### Exercise objective:
Search the data for the string "国投智能" and gather each line it is in.

### Supplied records:
########

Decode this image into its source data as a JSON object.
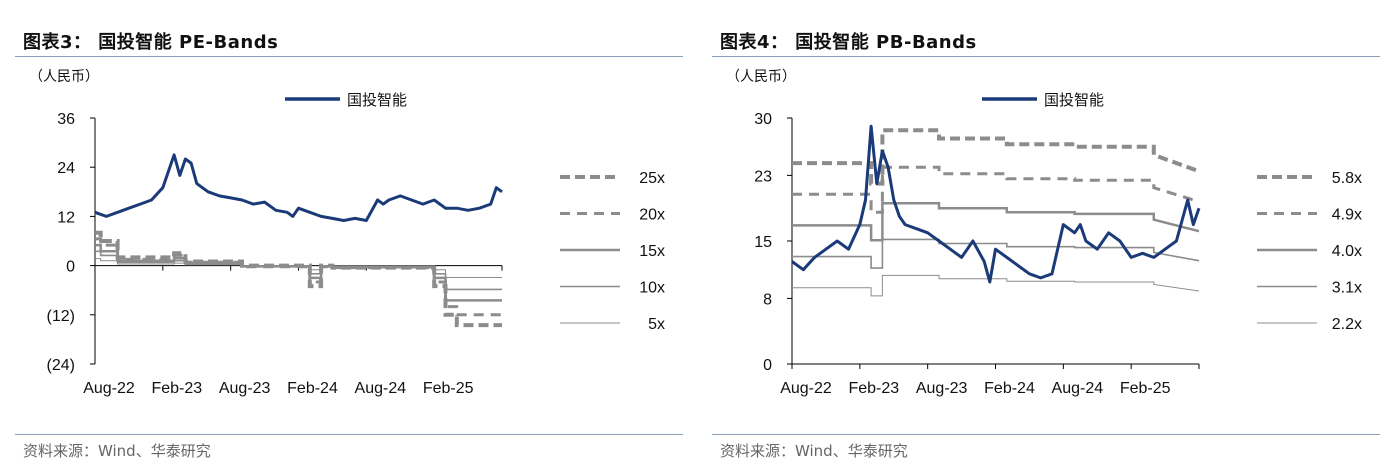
{
  "colors": {
    "stock_line": "#1b3a78",
    "band_line": "#8c8c8c",
    "axis": "#000000"
  },
  "panels": [
    {
      "title": "图表3：  国投智能 PE-Bands",
      "unit": "（人民币）",
      "source": "资料来源：Wind、华泰研究"
    },
    {
      "title": "图表4：  国投智能 PB-Bands",
      "unit": "（人民币）",
      "source": "资料来源：Wind、华泰研究"
    }
  ],
  "chart_data": [
    {
      "type": "line",
      "title": "国投智能 PE-Bands",
      "ylabel": "（人民币）",
      "ylim": [
        -24,
        36
      ],
      "yticks": [
        -24,
        -12,
        0,
        12,
        24,
        36
      ],
      "ytick_labels": [
        "(24)",
        "(12)",
        "0",
        "12",
        "24",
        "36"
      ],
      "xlim": [
        0,
        36
      ],
      "xticks": [
        0,
        6,
        12,
        18,
        24,
        30
      ],
      "xtick_labels": [
        "Aug-22",
        "Feb-23",
        "Aug-23",
        "Feb-24",
        "Aug-24",
        "Feb-25"
      ],
      "legend_position": "top-center, bands listed at right",
      "stock": {
        "name": "国投智能",
        "x": [
          0,
          1,
          2,
          3,
          4,
          5,
          6,
          7,
          7.5,
          8,
          8.5,
          9,
          9.5,
          10,
          11,
          12,
          13,
          14,
          15,
          16,
          17,
          17.5,
          18,
          19,
          20,
          21,
          22,
          23,
          24,
          25,
          25.5,
          26,
          27,
          28,
          29,
          30,
          31,
          32,
          33,
          34,
          35,
          35.5,
          36
        ],
        "y": [
          13,
          12,
          13,
          14,
          15,
          16,
          19,
          27,
          22,
          26,
          25,
          20,
          19,
          18,
          17,
          16.5,
          16,
          15,
          15.5,
          13.5,
          13,
          12,
          14,
          13,
          12,
          11.5,
          11,
          11.5,
          11,
          16,
          15,
          16,
          17,
          16,
          15,
          16,
          14,
          14,
          13.5,
          14,
          15,
          19,
          18
        ]
      },
      "bands": [
        {
          "name": "25x",
          "style": "dashed-thick",
          "x": [
            0,
            0.5,
            0.5,
            2,
            2,
            7,
            7,
            8,
            8,
            13,
            13,
            19,
            19,
            20,
            20,
            21,
            21,
            30,
            30,
            31,
            31,
            32,
            32,
            36
          ],
          "y": [
            8,
            8,
            6,
            6,
            2,
            2,
            3,
            3,
            1,
            1,
            0,
            0,
            -5,
            -5,
            0,
            0,
            -0.5,
            -0.5,
            -5,
            -5,
            -12,
            -12,
            -14.5,
            -14.5
          ]
        },
        {
          "name": "20x",
          "style": "dashed",
          "x": [
            0,
            0.5,
            0.5,
            2,
            2,
            7,
            7,
            8,
            8,
            13,
            13,
            19,
            19,
            20,
            20,
            21,
            21,
            30,
            30,
            31,
            31,
            32,
            32,
            36
          ],
          "y": [
            6.5,
            6.5,
            5,
            5,
            1.5,
            1.5,
            2.5,
            2.5,
            0.8,
            0.8,
            -0.3,
            -0.3,
            -4,
            -4,
            -0.3,
            -0.3,
            -0.5,
            -0.5,
            -4,
            -4,
            -10,
            -10,
            -12,
            -12
          ]
        },
        {
          "name": "15x",
          "style": "solid-medium",
          "x": [
            0,
            0.5,
            0.5,
            2,
            2,
            7,
            7,
            8,
            8,
            13,
            13,
            19,
            19,
            20,
            20,
            21,
            21,
            30,
            30,
            31,
            31,
            36
          ],
          "y": [
            5,
            5,
            3.5,
            3.5,
            1.2,
            1.2,
            1.8,
            1.8,
            0.6,
            0.6,
            -0.2,
            -0.2,
            -3,
            -3,
            -0.2,
            -0.2,
            -0.4,
            -0.4,
            -3,
            -3,
            -8.5,
            -8.5
          ]
        },
        {
          "name": "10x",
          "style": "solid",
          "x": [
            0,
            0.5,
            0.5,
            2,
            2,
            7,
            7,
            8,
            8,
            13,
            13,
            19,
            19,
            20,
            20,
            21,
            21,
            30,
            30,
            31,
            31,
            36
          ],
          "y": [
            3.5,
            3.5,
            2.5,
            2.5,
            0.8,
            0.8,
            1.2,
            1.2,
            0.4,
            0.4,
            -0.1,
            -0.1,
            -2,
            -2,
            -0.1,
            -0.1,
            -0.3,
            -0.3,
            -2,
            -2,
            -5.8,
            -5.8
          ]
        },
        {
          "name": "5x",
          "style": "solid-thin",
          "x": [
            0,
            0.5,
            0.5,
            2,
            2,
            7,
            7,
            8,
            8,
            13,
            13,
            19,
            19,
            20,
            20,
            21,
            21,
            30,
            30,
            31,
            31,
            36
          ],
          "y": [
            1.7,
            1.7,
            1.2,
            1.2,
            0.4,
            0.4,
            0.6,
            0.6,
            0.2,
            0.2,
            0,
            0,
            -1,
            -1,
            0,
            0,
            -0.1,
            -0.1,
            -1,
            -1,
            -2.9,
            -2.9
          ]
        }
      ]
    },
    {
      "type": "line",
      "title": "国投智能 PB-Bands",
      "ylabel": "（人民币）",
      "ylim": [
        0,
        30
      ],
      "yticks": [
        0,
        8,
        15,
        23,
        30
      ],
      "ytick_labels": [
        "0",
        "8",
        "15",
        "23",
        "30"
      ],
      "xlim": [
        0,
        36
      ],
      "xticks": [
        0,
        6,
        12,
        18,
        24,
        30
      ],
      "xtick_labels": [
        "Aug-22",
        "Feb-23",
        "Aug-23",
        "Feb-24",
        "Aug-24",
        "Feb-25"
      ],
      "legend_position": "top-center, bands listed at right",
      "stock": {
        "name": "国投智能",
        "x": [
          0,
          1,
          2,
          3,
          4,
          5,
          6,
          6.5,
          7,
          7.5,
          8,
          8.5,
          9,
          9.5,
          10,
          11,
          12,
          13,
          14,
          15,
          16,
          17,
          17.5,
          18,
          19,
          20,
          21,
          22,
          23,
          24,
          25,
          25.5,
          26,
          27,
          28,
          29,
          30,
          31,
          32,
          33,
          34,
          35,
          35.5,
          36
        ],
        "y": [
          12.5,
          11.5,
          13,
          14,
          15,
          14,
          17,
          20,
          29,
          22,
          26,
          24,
          20,
          18,
          17,
          16.5,
          16,
          15,
          14,
          13,
          15,
          12.5,
          10,
          14,
          13,
          12,
          11,
          10.5,
          11,
          17,
          16,
          17,
          15,
          14,
          16,
          15,
          13,
          13.5,
          13,
          14,
          15,
          20,
          17,
          19
        ]
      },
      "bands": [
        {
          "name": "5.8x",
          "style": "dashed-thick",
          "x": [
            0,
            7,
            7,
            8,
            8,
            13,
            13,
            19,
            19,
            25,
            25,
            32,
            32,
            36
          ],
          "y": [
            24.5,
            24.5,
            22,
            22,
            28.5,
            28.5,
            27.5,
            27.5,
            26.8,
            26.8,
            26.5,
            26.5,
            25.5,
            23.5
          ]
        },
        {
          "name": "4.9x",
          "style": "dashed",
          "x": [
            0,
            7,
            7,
            8,
            8,
            13,
            13,
            19,
            19,
            25,
            25,
            32,
            32,
            36
          ],
          "y": [
            20.7,
            20.7,
            18.5,
            18.5,
            24,
            24,
            23.2,
            23.2,
            22.6,
            22.6,
            22.4,
            22.4,
            21.5,
            19.8
          ]
        },
        {
          "name": "4.0x",
          "style": "solid-medium",
          "x": [
            0,
            7,
            7,
            8,
            8,
            13,
            13,
            19,
            19,
            25,
            25,
            32,
            32,
            36
          ],
          "y": [
            16.9,
            16.9,
            15.1,
            15.1,
            19.6,
            19.6,
            19,
            19,
            18.5,
            18.5,
            18.3,
            18.3,
            17.6,
            16.2
          ]
        },
        {
          "name": "3.1x",
          "style": "solid",
          "x": [
            0,
            7,
            7,
            8,
            8,
            13,
            13,
            19,
            19,
            25,
            25,
            32,
            32,
            36
          ],
          "y": [
            13.1,
            13.1,
            11.7,
            11.7,
            15.2,
            15.2,
            14.7,
            14.7,
            14.3,
            14.3,
            14.2,
            14.2,
            13.6,
            12.6
          ]
        },
        {
          "name": "2.2x",
          "style": "solid-thin",
          "x": [
            0,
            7,
            7,
            8,
            8,
            13,
            13,
            19,
            19,
            25,
            25,
            32,
            32,
            36
          ],
          "y": [
            9.3,
            9.3,
            8.3,
            8.3,
            10.8,
            10.8,
            10.4,
            10.4,
            10.1,
            10.1,
            10,
            10,
            9.7,
            8.9
          ]
        }
      ]
    }
  ]
}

########

### Reply to the exercise:
      "title": "图表3：  国投智能 PE-Bands",
      "title": "图表4：  国投智能 PB-Bands",
      "title": "国投智能 PE-Bands",
        "name": "国投智能",
      "title": "国投智能 PB-Bands",
        "name": "国投智能",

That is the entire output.